Aim: Without including any pictures, write out the listing below exactly.

Given entries:
++++++
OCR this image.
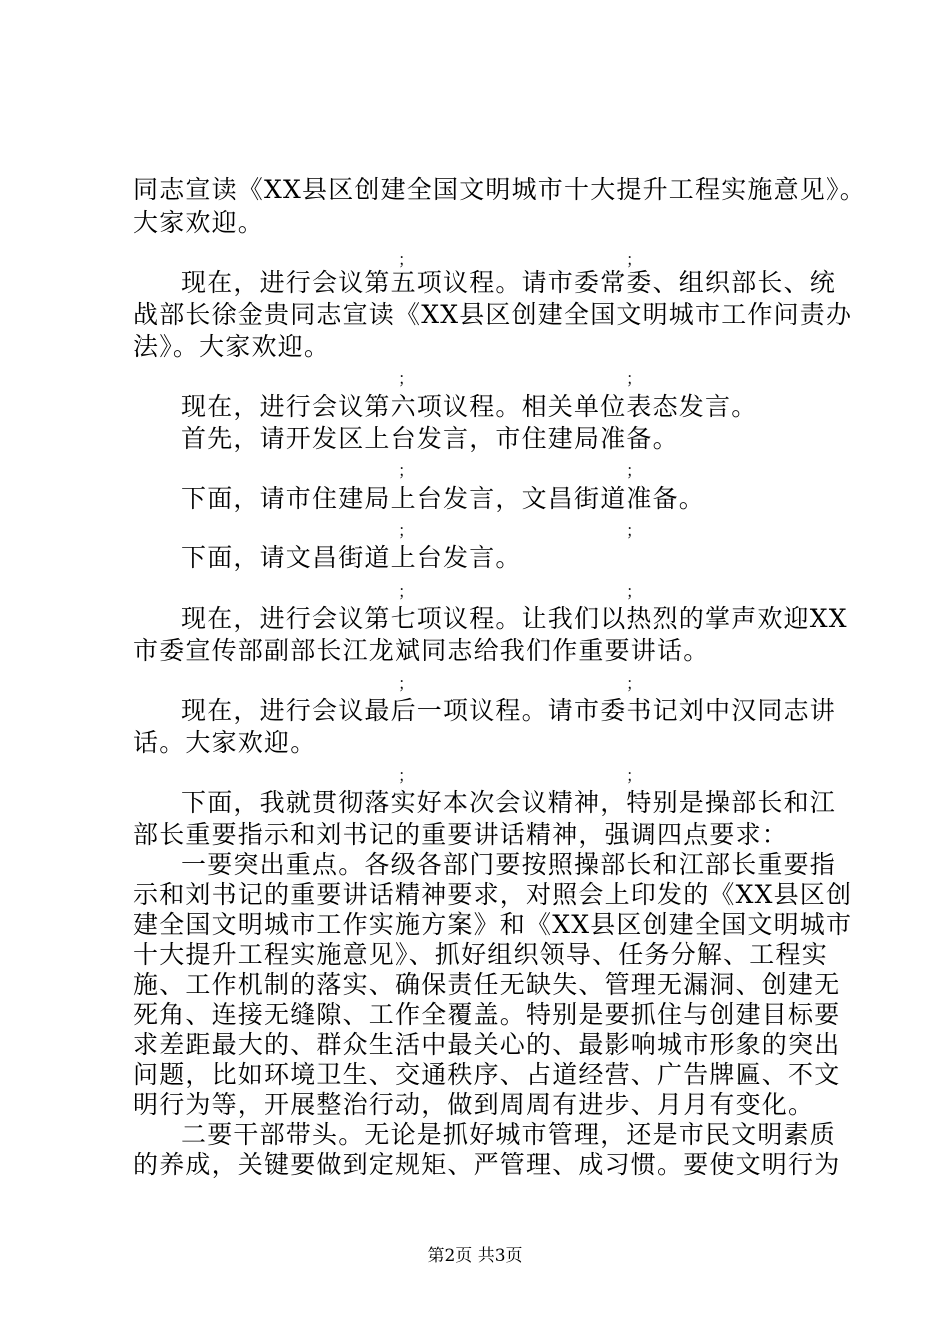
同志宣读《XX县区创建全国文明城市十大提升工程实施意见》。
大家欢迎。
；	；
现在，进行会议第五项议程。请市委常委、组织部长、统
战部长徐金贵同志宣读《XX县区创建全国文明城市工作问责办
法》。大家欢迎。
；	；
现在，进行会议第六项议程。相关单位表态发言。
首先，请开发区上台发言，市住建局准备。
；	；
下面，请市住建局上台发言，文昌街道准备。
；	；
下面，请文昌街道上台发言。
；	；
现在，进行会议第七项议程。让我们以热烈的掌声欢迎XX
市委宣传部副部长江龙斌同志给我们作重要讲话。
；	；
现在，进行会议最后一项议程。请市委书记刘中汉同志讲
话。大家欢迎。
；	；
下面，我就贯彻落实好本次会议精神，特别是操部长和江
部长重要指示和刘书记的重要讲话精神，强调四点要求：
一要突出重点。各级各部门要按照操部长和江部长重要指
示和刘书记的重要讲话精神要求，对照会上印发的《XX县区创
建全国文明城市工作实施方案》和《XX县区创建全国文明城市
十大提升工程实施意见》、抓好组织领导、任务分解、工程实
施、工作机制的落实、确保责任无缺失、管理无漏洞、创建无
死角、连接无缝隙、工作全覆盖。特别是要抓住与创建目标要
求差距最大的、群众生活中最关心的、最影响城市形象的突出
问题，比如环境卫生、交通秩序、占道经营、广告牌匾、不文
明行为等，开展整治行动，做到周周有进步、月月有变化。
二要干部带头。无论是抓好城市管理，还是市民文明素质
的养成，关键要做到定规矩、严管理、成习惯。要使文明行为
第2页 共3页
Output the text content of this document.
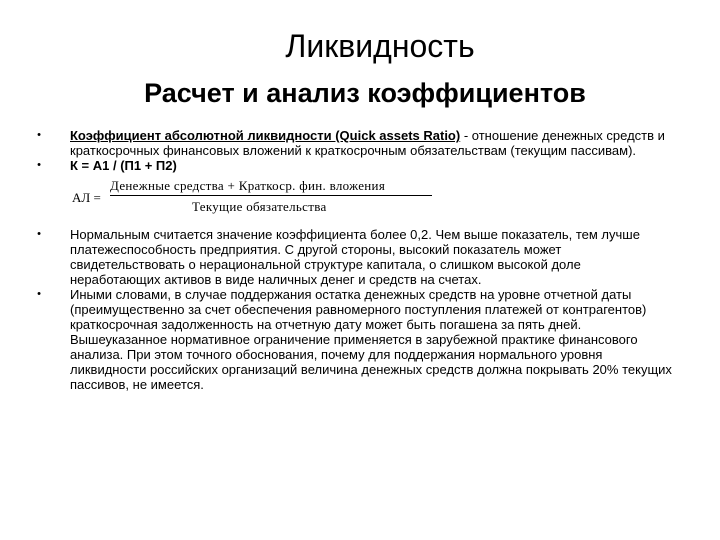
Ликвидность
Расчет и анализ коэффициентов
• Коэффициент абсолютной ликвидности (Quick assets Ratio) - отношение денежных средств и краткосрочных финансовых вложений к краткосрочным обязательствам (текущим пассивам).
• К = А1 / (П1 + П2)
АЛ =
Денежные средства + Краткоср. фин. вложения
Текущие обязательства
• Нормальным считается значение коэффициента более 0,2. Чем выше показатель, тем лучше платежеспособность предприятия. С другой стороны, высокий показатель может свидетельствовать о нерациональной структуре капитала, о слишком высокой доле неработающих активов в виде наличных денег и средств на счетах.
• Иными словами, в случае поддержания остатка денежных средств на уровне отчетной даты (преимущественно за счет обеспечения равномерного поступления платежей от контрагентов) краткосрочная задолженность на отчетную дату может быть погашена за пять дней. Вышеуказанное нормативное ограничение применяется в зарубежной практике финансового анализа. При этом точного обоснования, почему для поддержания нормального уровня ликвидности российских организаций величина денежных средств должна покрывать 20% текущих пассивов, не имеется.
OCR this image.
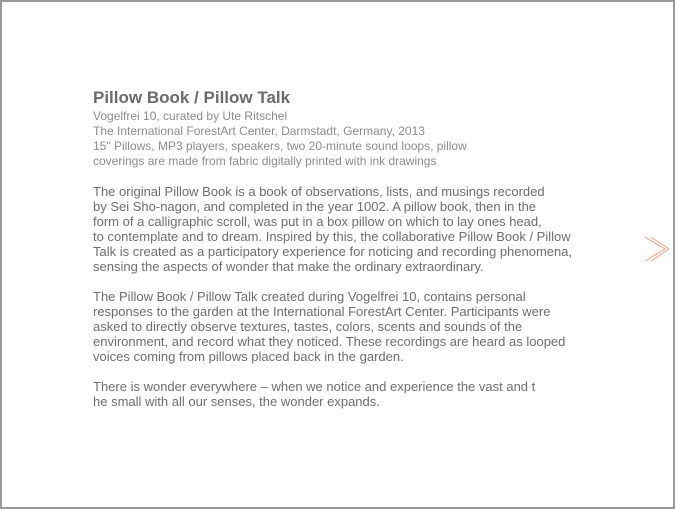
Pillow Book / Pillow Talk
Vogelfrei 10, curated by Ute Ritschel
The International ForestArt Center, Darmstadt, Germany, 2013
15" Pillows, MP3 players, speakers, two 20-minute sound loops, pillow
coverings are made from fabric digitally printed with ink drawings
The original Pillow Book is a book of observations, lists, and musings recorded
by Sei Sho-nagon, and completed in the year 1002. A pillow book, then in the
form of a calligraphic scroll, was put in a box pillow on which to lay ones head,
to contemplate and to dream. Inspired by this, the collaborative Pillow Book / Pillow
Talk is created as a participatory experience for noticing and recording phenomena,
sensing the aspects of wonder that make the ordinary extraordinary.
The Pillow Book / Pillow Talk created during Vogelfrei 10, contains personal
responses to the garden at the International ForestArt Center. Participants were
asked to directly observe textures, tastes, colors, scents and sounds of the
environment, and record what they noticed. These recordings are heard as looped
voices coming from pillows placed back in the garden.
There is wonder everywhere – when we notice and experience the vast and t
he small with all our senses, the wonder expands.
++++++
Full output:
OCR this image.
同志宣读《XX县区创建全国文明城市十大提升工程实施意见》。
大家欢迎。
；	；
现在，进行会议第五项议程。请市委常委、组织部长、统
战部长徐金贵同志宣读《XX县区创建全国文明城市工作问责办
法》。大家欢迎。
；	；
现在，进行会议第六项议程。相关单位表态发言。
首先，请开发区上台发言，市住建局准备。
；	；
下面，请市住建局上台发言，文昌街道准备。
；	；
下面，请文昌街道上台发言。
；	；
现在，进行会议第七项议程。让我们以热烈的掌声欢迎XX
市委宣传部副部长江龙斌同志给我们作重要讲话。
；	；
现在，进行会议最后一项议程。请市委书记刘中汉同志讲
话。大家欢迎。
；	；
下面，我就贯彻落实好本次会议精神，特别是操部长和江
部长重要指示和刘书记的重要讲话精神，强调四点要求：
一要突出重点。各级各部门要按照操部长和江部长重要指
示和刘书记的重要讲话精神要求，对照会上印发的《XX县区创
建全国文明城市工作实施方案》和《XX县区创建全国文明城市
十大提升工程实施意见》、抓好组织领导、任务分解、工程实
施、工作机制的落实、确保责任无缺失、管理无漏洞、创建无
死角、连接无缝隙、工作全覆盖。特别是要抓住与创建目标要
求差距最大的、群众生活中最关心的、最影响城市形象的突出
问题，比如环境卫生、交通秩序、占道经营、广告牌匾、不文
明行为等，开展整治行动，做到周周有进步、月月有变化。
二要干部带头。无论是抓好城市管理，还是市民文明素质
的养成，关键要做到定规矩、严管理、成习惯。要使文明行为
第2页 共3页
Output the text content of this document.
Ликвидность
Расчет и анализ коэффициентов
• Коэффициент абсолютной ликвидности (Quick assets Ratio) - отношение денежных средств и краткосрочных финансовых вложений к краткосрочным обязательствам (текущим пассивам).
• К = А1 / (П1 + П2)
АЛ =
Денежные средства + Краткоср. фин. вложения
Текущие обязательства
• Нормальным считается значение коэффициента более 0,2. Чем выше показатель, тем лучше платежеспособность предприятия. С другой стороны, высокий показатель может свидетельствовать о нерациональной структуре капитала, о слишком высокой доле неработающих активов в виде наличных денег и средств на счетах.
• Иными словами, в случае поддержания остатка денежных средств на уровне отчетной даты (преимущественно за счет обеспечения равномерного поступления платежей от контрагентов) краткосрочная задолженность на отчетную дату может быть погашена за пять дней. Вышеуказанное нормативное ограничение применяется в зарубежной практике финансового анализа. При этом точного обоснования, почему для поддержания нормального уровня ликвидности российских организаций величина денежных средств должна покрывать 20% текущих пассивов, не имеется.
OCR this image.
Pillow Book / Pillow Talk
Vogelfrei 10, curated by Ute Ritschel
The International ForestArt Center, Darmstadt, Germany, 2013
15" Pillows, MP3 players, speakers, two 20-minute sound loops, pillow
coverings are made from fabric digitally printed with ink drawings
The original Pillow Book is a book of observations, lists, and musings recorded
by Sei Sho-nagon, and completed in the year 1002. A pillow book, then in the
form of a calligraphic scroll, was put in a box pillow on which to lay ones head,
to contemplate and to dream. Inspired by this, the collaborative Pillow Book / Pillow
Talk is created as a participatory experience for noticing and recording phenomena,
sensing the aspects of wonder that make the ordinary extraordinary.
The Pillow Book / Pillow Talk created during Vogelfrei 10, contains personal
responses to the garden at the International ForestArt Center. Participants were
asked to directly observe textures, tastes, colors, scents and sounds of the
environment, and record what they noticed. These recordings are heard as looped
voices coming from pillows placed back in the garden.
There is wonder everywhere – when we notice and experience the vast and t
he small with all our senses, the wonder expands.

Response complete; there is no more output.